Task prompt:
Extract the full set of records, then give each one again exactly.

[Records contained in a dataset]
--

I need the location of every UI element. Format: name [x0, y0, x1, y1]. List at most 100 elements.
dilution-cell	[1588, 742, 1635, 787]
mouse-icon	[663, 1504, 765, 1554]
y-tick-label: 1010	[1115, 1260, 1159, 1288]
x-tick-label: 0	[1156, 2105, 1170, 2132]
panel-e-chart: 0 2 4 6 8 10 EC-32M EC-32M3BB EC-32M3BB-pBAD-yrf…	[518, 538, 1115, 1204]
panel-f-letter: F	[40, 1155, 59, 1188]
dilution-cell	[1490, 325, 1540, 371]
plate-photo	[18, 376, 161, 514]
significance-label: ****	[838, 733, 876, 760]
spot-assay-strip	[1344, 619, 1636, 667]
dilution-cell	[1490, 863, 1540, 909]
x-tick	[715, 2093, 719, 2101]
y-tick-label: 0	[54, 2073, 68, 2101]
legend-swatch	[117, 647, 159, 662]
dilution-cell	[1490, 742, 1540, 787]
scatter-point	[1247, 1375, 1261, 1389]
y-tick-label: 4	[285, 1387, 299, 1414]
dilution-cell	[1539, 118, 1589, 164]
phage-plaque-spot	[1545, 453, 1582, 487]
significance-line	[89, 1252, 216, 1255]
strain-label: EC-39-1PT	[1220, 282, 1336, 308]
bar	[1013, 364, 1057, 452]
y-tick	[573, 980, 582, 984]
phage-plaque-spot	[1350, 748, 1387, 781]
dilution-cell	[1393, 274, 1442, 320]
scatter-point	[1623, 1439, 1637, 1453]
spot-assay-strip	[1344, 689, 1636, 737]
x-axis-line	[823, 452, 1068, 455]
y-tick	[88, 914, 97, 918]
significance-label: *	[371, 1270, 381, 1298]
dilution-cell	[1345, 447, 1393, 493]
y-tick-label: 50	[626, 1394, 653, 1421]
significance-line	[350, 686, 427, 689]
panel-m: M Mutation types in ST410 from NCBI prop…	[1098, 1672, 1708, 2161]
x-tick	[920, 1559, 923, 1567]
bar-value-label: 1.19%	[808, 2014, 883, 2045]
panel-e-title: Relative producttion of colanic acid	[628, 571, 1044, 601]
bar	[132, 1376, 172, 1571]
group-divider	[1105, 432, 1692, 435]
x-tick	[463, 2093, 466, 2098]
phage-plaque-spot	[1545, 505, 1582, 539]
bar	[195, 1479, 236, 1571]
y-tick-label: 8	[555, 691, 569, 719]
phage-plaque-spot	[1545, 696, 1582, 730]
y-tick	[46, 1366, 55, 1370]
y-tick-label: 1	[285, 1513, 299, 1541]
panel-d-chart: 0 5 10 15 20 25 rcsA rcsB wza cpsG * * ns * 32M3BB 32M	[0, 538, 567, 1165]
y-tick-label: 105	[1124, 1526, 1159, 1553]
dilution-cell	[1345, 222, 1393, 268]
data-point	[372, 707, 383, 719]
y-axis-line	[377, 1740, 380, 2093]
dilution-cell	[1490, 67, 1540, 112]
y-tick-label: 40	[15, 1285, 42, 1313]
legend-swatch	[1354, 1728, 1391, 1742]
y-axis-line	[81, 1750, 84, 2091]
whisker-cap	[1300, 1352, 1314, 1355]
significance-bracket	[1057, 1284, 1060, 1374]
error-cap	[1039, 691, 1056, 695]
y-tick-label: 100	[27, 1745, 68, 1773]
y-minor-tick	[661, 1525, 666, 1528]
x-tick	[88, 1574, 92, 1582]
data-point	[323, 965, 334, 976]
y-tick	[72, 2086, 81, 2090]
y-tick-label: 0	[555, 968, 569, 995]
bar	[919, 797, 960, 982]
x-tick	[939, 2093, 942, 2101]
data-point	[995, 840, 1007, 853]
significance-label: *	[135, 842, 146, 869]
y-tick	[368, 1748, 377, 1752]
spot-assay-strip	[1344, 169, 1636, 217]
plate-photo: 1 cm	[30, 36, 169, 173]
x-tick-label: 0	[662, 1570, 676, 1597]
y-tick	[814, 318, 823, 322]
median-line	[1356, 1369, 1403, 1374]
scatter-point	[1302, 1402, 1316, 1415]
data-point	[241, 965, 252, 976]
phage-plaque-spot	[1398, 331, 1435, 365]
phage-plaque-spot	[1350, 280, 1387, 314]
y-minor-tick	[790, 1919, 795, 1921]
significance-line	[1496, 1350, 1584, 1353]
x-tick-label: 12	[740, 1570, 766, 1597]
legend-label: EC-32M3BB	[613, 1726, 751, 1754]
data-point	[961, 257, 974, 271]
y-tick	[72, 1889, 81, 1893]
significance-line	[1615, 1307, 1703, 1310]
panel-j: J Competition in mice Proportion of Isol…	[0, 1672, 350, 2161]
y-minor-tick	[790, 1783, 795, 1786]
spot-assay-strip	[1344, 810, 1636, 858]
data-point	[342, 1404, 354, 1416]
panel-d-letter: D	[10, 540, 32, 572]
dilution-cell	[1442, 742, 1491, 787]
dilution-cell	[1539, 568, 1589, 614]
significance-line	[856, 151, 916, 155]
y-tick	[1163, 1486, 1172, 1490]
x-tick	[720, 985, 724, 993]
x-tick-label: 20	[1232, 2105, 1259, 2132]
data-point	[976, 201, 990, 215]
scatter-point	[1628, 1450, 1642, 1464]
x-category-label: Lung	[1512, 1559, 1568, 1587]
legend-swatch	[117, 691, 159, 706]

--

Written answer:
I need the location of every UI element. Format: name [x0, y0, x1, y1]. List at most 100 elements.
dilution-cell	[1588, 742, 1635, 787]
mouse-icon	[663, 1504, 765, 1554]
y-tick-label: 1010	[1115, 1260, 1159, 1288]
x-tick-label: 0	[1156, 2105, 1170, 2132]
panel-e-chart: 0 2 4 6 8 10 EC-32M EC-32M3BB EC-32M3BB-pBAD-yrf…	[518, 538, 1115, 1204]
panel-f-letter: F	[40, 1155, 59, 1188]
dilution-cell	[1490, 325, 1540, 371]
plate-photo	[18, 376, 161, 514]
significance-label: ****	[838, 733, 876, 760]
spot-assay-strip	[1344, 619, 1636, 667]
dilution-cell	[1490, 863, 1540, 909]
x-tick	[715, 2093, 719, 2101]
y-tick-label: 0	[54, 2073, 68, 2101]
legend-swatch	[117, 647, 159, 662]
dilution-cell	[1490, 742, 1540, 787]
scatter-point	[1247, 1375, 1261, 1389]
y-tick-label: 4	[285, 1387, 299, 1414]
dilution-cell	[1539, 118, 1589, 164]
phage-plaque-spot	[1545, 453, 1582, 487]
significance-line	[89, 1252, 216, 1255]
strain-label: EC-39-1PT	[1220, 282, 1336, 308]
bar	[1013, 364, 1057, 452]
y-tick	[573, 980, 582, 984]
phage-plaque-spot	[1350, 748, 1387, 781]
dilution-cell	[1393, 274, 1442, 320]
scatter-point	[1623, 1439, 1637, 1453]
spot-assay-strip	[1344, 689, 1636, 737]
x-axis-line	[823, 452, 1068, 455]
y-tick	[88, 914, 97, 918]
significance-label: *	[371, 1270, 381, 1298]
dilution-cell	[1345, 447, 1393, 493]
y-tick-label: 50	[626, 1394, 653, 1421]
significance-line	[350, 686, 427, 689]
panel-m: M Mutation types in ST410 from NCBI prop…	[1098, 1672, 1708, 2161]
x-tick	[920, 1559, 923, 1567]
bar-value-label: 1.19%	[808, 2014, 883, 2045]
panel-e-title: Relative producttion of colanic acid	[628, 571, 1044, 601]
bar	[132, 1376, 172, 1571]
group-divider	[1105, 432, 1692, 435]
x-tick	[463, 2093, 466, 2098]
phage-plaque-spot	[1545, 505, 1582, 539]
bar	[195, 1479, 236, 1571]
y-tick-label: 8	[555, 691, 569, 719]
phage-plaque-spot	[1545, 696, 1582, 730]
y-tick	[46, 1366, 55, 1370]
y-tick-label: 1	[285, 1513, 299, 1541]
panel-d-chart: 0 5 10 15 20 25 rcsA rcsB wza cpsG * * ns * 32M3BB 32M	[0, 538, 567, 1165]
y-tick-label: 105	[1124, 1526, 1159, 1553]
dilution-cell	[1345, 222, 1393, 268]
data-point	[372, 707, 383, 719]
y-axis-line	[377, 1740, 380, 2093]
dilution-cell	[1490, 67, 1540, 112]
y-tick-label: 40	[15, 1285, 42, 1313]
legend-swatch	[1354, 1728, 1391, 1742]
y-axis-line	[81, 1750, 84, 2091]
whisker-cap	[1300, 1352, 1314, 1355]
significance-bracket	[1057, 1284, 1060, 1374]
error-cap	[1039, 691, 1056, 695]
y-tick-label: 100	[27, 1745, 68, 1773]
y-minor-tick	[661, 1525, 666, 1528]
x-tick	[88, 1574, 92, 1582]
data-point	[323, 965, 334, 976]
y-tick	[72, 2086, 81, 2090]
y-tick-label: 0	[555, 968, 569, 995]
bar	[919, 797, 960, 982]
x-tick	[939, 2093, 942, 2101]
data-point	[995, 840, 1007, 853]
significance-label: *	[135, 842, 146, 869]
y-tick	[368, 1748, 377, 1752]
spot-assay-strip	[1344, 169, 1636, 217]
plate-photo: 1 cm	[30, 36, 169, 173]
x-tick-label: 0	[662, 1570, 676, 1597]
y-tick	[814, 318, 823, 322]
median-line	[1356, 1369, 1403, 1374]
scatter-point	[1302, 1402, 1316, 1415]
data-point	[241, 965, 252, 976]
phage-plaque-spot	[1398, 331, 1435, 365]
phage-plaque-spot	[1350, 280, 1387, 314]
y-minor-tick	[790, 1919, 795, 1921]
significance-line	[1496, 1350, 1584, 1353]
x-tick-label: 12	[740, 1570, 766, 1597]
legend-label: EC-32M3BB	[613, 1726, 751, 1754]
data-point	[961, 257, 974, 271]
y-tick	[72, 1889, 81, 1893]
significance-line	[1615, 1307, 1703, 1310]
panel-j: J Competition in mice Proportion of Isol…	[0, 1672, 350, 2161]
y-minor-tick	[790, 1783, 795, 1786]
spot-assay-strip	[1344, 810, 1636, 858]
data-point	[342, 1404, 354, 1416]
panel-d-letter: D	[10, 540, 32, 572]
dilution-cell	[1442, 742, 1491, 787]
dilution-cell	[1539, 568, 1589, 614]
significance-line	[856, 151, 916, 155]
y-tick	[1163, 1486, 1172, 1490]
x-tick	[720, 985, 724, 993]
x-tick-label: 20	[1232, 2105, 1259, 2132]
data-point	[976, 201, 990, 215]
scatter-point	[1628, 1450, 1642, 1464]
x-category-label: Lung	[1512, 1559, 1568, 1587]
legend-swatch	[117, 691, 159, 706]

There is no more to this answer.